**What the exercise asks**:
What lines in the records include the string "Xian"? Return each one.

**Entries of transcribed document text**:
☆ ☆ ☆

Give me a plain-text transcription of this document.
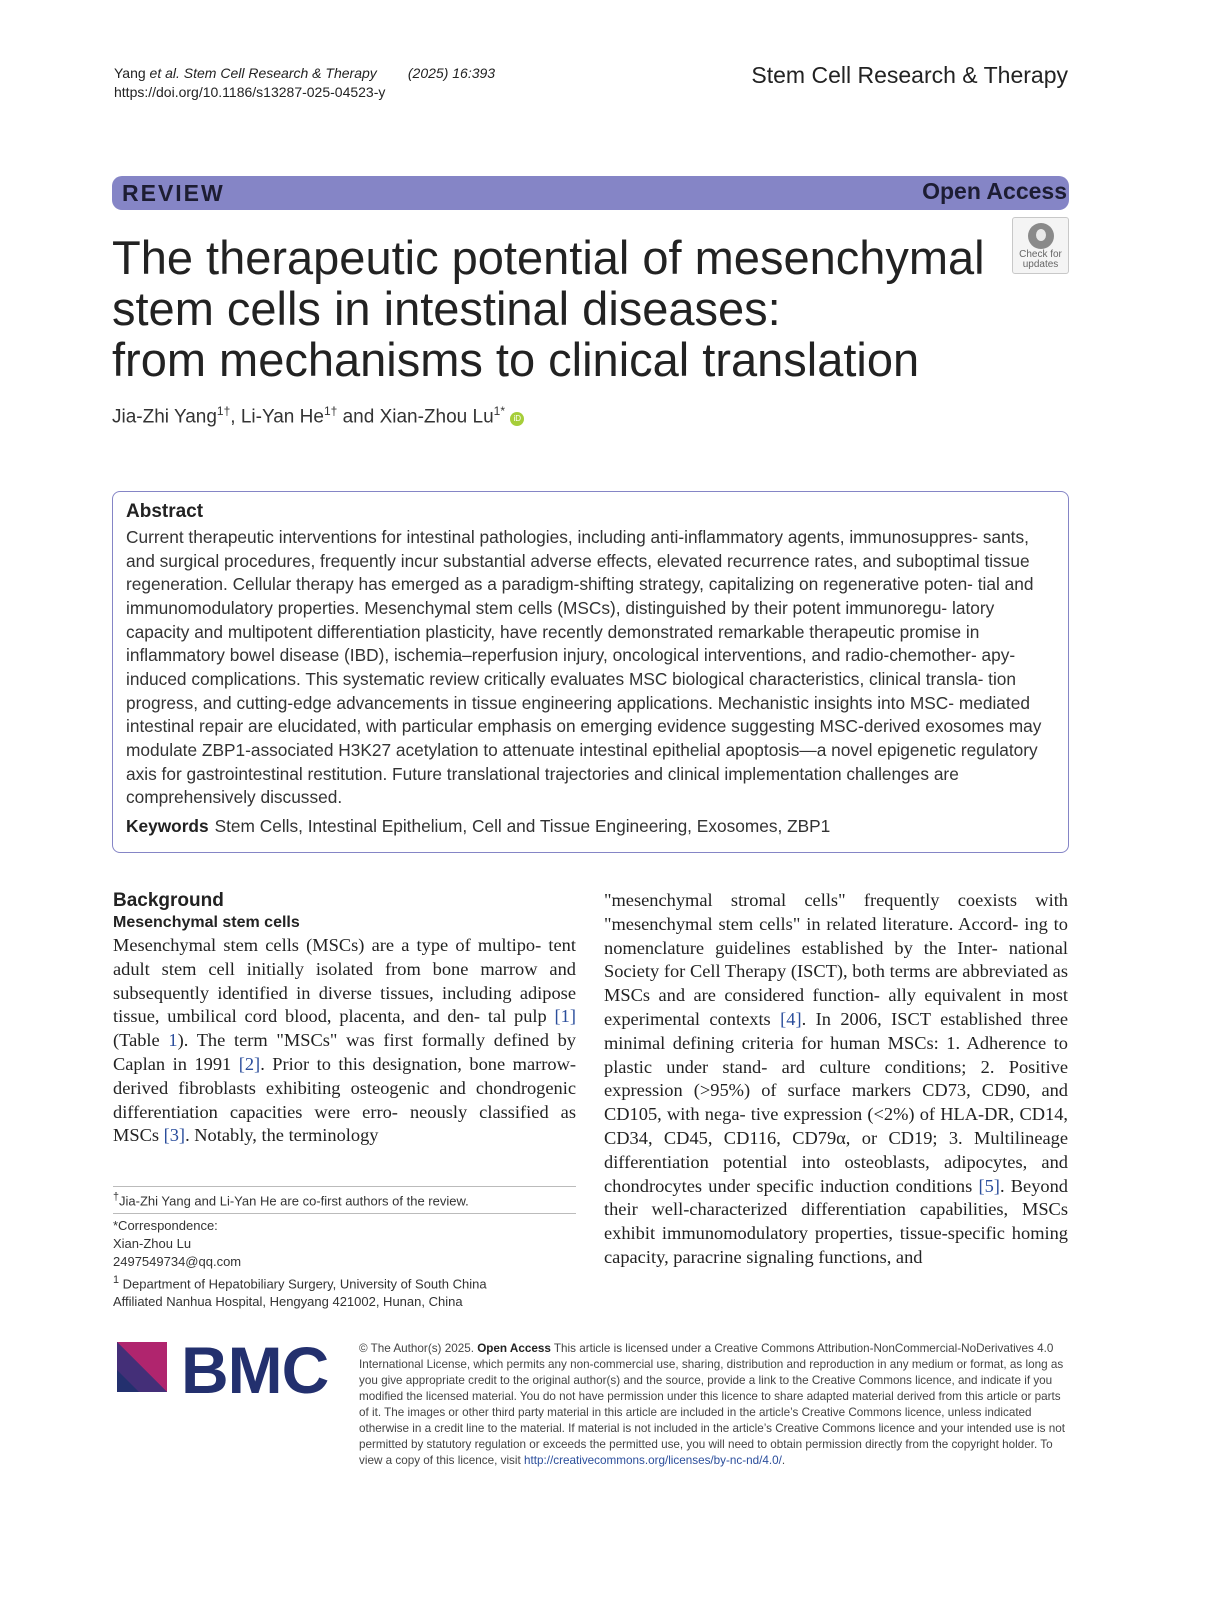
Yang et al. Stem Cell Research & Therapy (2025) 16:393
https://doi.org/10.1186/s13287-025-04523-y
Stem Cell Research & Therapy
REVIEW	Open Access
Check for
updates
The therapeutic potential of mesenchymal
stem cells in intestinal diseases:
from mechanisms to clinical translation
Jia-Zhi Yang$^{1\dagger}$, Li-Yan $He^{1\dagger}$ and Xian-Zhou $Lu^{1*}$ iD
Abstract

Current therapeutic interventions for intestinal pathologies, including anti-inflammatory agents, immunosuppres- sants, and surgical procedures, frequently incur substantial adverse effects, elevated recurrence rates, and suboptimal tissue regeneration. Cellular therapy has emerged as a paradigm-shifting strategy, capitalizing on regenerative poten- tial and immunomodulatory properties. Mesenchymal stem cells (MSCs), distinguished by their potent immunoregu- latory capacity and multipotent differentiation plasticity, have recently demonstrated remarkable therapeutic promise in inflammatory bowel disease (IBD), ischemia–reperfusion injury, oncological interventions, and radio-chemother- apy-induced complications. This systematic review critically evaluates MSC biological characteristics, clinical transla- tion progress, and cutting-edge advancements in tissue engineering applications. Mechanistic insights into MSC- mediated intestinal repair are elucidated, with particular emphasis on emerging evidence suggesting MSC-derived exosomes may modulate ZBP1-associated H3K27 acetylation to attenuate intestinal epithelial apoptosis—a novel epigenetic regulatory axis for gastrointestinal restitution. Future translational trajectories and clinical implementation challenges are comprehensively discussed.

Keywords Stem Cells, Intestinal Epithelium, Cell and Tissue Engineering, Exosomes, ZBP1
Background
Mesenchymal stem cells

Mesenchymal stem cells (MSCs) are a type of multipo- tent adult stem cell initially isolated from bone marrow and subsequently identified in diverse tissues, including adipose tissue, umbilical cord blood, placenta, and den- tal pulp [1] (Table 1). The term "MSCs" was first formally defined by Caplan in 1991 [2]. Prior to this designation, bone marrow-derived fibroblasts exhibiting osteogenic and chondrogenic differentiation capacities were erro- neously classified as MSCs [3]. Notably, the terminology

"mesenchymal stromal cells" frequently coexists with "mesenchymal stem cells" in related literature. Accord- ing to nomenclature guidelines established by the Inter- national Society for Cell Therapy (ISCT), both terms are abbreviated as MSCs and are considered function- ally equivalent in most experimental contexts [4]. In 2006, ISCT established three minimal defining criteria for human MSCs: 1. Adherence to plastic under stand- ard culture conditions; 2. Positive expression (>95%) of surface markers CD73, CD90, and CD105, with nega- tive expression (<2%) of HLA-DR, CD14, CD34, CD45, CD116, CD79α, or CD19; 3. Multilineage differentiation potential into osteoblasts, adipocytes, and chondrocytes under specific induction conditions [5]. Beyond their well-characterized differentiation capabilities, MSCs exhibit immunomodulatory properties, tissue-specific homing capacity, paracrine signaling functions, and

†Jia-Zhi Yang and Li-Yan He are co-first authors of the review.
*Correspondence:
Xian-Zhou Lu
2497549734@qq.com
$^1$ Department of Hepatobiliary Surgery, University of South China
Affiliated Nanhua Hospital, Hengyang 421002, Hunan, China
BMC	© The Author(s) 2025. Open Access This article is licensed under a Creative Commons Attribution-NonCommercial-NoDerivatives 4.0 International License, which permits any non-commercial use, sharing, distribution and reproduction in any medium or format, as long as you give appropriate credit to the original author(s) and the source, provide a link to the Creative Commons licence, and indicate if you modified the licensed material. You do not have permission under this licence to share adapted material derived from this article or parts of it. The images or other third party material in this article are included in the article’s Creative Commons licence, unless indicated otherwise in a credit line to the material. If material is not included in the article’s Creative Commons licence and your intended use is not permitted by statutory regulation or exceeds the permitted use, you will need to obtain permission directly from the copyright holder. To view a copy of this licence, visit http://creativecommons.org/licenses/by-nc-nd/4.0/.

☆ ☆ ☆

**Response box**:
Jia-Zhi Yang$^{1\dagger}$, Li-Yan $He^{1\dagger}$ and Xian-Zhou $Lu^{1*}$ iD
Xian-Zhou Lu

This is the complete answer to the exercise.